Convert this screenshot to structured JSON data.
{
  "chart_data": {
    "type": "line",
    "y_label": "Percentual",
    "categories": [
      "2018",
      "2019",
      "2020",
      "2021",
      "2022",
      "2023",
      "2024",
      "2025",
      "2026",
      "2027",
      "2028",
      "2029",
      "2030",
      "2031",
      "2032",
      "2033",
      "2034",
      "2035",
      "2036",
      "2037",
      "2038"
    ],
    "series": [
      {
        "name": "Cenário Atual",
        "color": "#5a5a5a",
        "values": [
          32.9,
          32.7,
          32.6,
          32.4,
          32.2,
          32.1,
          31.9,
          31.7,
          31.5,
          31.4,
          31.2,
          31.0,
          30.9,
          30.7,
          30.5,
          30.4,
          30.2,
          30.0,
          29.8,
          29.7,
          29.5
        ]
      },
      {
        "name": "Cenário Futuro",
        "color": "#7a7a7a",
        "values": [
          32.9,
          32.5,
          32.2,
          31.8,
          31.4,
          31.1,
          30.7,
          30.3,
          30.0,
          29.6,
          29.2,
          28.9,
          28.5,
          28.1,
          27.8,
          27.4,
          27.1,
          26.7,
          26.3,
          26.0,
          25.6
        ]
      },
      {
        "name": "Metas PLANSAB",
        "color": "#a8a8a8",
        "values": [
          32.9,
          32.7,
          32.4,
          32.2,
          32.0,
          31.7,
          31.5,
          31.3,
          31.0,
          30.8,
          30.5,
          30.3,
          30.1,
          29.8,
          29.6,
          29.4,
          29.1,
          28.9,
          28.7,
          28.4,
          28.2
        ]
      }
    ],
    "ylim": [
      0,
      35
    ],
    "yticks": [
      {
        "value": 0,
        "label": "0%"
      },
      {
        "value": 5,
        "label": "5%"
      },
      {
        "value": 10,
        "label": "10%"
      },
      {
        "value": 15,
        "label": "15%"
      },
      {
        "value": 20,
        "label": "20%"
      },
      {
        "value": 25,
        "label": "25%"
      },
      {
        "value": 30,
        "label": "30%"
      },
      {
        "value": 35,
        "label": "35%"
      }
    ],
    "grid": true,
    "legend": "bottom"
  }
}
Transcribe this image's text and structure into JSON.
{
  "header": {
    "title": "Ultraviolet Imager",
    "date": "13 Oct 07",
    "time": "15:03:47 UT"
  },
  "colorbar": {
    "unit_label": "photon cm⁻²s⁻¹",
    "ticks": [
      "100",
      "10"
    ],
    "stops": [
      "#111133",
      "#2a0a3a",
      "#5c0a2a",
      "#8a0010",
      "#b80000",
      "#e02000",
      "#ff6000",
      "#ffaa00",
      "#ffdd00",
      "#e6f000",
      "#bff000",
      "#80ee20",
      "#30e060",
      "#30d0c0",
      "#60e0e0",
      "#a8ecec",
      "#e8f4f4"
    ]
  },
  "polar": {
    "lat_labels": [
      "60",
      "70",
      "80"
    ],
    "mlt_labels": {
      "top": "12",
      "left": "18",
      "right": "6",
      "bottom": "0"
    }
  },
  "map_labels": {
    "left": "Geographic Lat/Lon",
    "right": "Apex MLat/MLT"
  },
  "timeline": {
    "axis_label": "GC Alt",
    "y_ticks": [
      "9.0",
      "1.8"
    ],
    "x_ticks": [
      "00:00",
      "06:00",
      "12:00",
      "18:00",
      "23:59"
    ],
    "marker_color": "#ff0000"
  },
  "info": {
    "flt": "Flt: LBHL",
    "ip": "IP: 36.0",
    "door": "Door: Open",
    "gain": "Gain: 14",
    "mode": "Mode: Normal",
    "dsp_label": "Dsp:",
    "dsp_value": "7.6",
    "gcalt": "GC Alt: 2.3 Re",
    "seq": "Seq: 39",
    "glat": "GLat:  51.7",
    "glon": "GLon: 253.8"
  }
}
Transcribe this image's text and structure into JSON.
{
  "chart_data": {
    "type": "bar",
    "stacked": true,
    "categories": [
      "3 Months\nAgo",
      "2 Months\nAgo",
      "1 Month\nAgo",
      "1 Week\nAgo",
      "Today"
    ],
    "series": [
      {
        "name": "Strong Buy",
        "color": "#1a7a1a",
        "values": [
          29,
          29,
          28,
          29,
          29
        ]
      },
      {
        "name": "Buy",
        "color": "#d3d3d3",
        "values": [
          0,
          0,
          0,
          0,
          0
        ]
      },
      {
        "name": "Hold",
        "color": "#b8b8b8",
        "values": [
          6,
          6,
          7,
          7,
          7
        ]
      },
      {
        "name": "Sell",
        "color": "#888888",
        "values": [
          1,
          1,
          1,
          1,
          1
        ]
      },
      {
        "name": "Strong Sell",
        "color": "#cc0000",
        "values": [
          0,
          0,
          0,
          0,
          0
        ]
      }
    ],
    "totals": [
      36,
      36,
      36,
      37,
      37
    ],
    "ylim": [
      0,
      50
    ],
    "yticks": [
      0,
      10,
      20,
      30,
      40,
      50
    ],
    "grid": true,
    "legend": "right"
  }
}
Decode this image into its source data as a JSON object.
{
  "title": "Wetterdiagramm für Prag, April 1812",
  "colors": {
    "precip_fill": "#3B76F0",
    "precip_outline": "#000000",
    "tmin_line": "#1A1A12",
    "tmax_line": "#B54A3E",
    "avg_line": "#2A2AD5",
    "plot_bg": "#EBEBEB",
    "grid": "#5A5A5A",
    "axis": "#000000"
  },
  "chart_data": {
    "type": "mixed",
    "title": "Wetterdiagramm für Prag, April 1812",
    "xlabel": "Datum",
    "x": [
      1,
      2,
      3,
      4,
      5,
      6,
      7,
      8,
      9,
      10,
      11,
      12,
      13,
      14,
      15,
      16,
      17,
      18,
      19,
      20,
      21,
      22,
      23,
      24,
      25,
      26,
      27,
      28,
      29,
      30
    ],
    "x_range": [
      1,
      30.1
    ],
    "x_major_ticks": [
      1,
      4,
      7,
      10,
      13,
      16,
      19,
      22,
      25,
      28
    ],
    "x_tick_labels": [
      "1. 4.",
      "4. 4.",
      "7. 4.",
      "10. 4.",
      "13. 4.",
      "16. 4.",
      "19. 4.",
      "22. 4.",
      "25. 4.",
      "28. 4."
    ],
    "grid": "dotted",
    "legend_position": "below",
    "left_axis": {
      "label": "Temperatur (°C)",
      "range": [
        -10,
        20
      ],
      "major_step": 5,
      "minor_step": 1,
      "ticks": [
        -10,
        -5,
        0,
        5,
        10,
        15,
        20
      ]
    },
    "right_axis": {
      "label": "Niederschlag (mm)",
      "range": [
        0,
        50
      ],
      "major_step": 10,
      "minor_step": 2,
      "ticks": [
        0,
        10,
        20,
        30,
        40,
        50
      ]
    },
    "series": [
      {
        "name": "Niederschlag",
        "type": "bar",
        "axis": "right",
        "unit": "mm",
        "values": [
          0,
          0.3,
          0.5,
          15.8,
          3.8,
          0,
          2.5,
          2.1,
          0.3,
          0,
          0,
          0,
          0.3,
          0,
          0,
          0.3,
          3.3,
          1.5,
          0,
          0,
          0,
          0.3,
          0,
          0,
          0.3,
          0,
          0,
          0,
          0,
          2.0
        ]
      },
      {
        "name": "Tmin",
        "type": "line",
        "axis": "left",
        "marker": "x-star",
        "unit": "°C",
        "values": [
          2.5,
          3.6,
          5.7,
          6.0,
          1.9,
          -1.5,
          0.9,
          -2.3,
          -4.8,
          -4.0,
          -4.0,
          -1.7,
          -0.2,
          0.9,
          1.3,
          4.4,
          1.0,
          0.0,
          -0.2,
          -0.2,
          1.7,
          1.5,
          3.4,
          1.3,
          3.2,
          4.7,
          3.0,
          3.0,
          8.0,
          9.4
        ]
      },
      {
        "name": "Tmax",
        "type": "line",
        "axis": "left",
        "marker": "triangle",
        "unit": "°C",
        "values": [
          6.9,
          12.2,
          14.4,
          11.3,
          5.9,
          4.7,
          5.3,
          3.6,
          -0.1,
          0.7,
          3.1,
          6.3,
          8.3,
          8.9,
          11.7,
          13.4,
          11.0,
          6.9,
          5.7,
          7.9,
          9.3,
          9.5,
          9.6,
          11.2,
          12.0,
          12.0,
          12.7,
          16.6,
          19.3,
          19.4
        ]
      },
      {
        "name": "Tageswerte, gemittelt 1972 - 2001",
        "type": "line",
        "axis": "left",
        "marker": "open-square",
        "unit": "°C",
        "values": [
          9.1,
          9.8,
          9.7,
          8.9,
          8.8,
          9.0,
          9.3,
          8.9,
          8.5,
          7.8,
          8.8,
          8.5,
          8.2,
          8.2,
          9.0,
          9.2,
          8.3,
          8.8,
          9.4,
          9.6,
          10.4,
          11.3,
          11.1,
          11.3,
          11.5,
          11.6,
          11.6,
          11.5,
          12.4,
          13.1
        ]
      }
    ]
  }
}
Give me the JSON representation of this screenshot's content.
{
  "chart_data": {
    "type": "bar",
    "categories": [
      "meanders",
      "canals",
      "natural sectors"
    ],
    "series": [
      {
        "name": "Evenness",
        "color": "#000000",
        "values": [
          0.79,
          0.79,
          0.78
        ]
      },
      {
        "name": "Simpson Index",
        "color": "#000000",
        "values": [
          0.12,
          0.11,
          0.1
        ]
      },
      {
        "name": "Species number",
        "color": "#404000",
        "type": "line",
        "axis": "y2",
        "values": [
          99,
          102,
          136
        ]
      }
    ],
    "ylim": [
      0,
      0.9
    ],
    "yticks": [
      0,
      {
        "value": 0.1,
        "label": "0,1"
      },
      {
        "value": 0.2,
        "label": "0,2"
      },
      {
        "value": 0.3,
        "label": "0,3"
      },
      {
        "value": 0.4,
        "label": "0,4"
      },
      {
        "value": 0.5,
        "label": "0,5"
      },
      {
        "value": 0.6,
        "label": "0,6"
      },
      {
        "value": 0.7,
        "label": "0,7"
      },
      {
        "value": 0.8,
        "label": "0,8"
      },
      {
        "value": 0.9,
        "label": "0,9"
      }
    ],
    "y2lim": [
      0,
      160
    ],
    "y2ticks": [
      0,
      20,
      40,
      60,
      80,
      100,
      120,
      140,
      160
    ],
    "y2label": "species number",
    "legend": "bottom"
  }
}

- _REQUIREMENT_: Work through the records line by line and tally those holding "title". Reply with the number alone.

- _SOLUTION TO THE EXERCISE_: 3